### EXTRACTED RECORDS ###
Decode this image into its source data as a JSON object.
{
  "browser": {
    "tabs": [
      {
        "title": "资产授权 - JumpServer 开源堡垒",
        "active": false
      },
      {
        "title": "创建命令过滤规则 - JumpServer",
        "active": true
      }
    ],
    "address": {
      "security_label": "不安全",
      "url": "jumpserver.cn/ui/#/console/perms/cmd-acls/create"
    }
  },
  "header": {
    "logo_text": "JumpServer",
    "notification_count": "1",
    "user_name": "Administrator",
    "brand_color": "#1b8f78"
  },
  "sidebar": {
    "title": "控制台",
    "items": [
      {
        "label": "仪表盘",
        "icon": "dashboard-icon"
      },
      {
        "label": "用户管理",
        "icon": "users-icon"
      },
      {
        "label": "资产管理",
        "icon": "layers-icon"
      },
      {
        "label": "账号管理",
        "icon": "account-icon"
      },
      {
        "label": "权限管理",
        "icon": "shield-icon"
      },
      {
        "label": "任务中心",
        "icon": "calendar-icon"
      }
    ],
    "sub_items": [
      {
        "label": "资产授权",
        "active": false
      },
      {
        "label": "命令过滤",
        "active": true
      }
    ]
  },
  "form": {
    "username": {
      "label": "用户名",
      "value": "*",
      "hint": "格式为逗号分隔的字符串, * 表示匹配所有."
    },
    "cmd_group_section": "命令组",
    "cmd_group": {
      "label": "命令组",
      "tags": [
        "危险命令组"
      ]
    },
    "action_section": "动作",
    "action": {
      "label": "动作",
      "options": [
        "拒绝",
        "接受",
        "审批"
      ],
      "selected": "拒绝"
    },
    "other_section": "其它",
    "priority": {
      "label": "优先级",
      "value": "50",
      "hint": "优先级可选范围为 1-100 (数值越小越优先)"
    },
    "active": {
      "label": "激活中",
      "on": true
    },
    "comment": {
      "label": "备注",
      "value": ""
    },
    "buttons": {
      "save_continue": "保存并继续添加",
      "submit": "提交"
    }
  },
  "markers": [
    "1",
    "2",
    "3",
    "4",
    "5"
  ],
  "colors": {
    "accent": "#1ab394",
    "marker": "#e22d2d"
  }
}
###
Copy out each line of the records that holds the string "title".

        "title": "资产授权 - JumpServer 开源堡垒",
        "title": "创建命令过滤规则 - JumpServer",
    "title": "控制台",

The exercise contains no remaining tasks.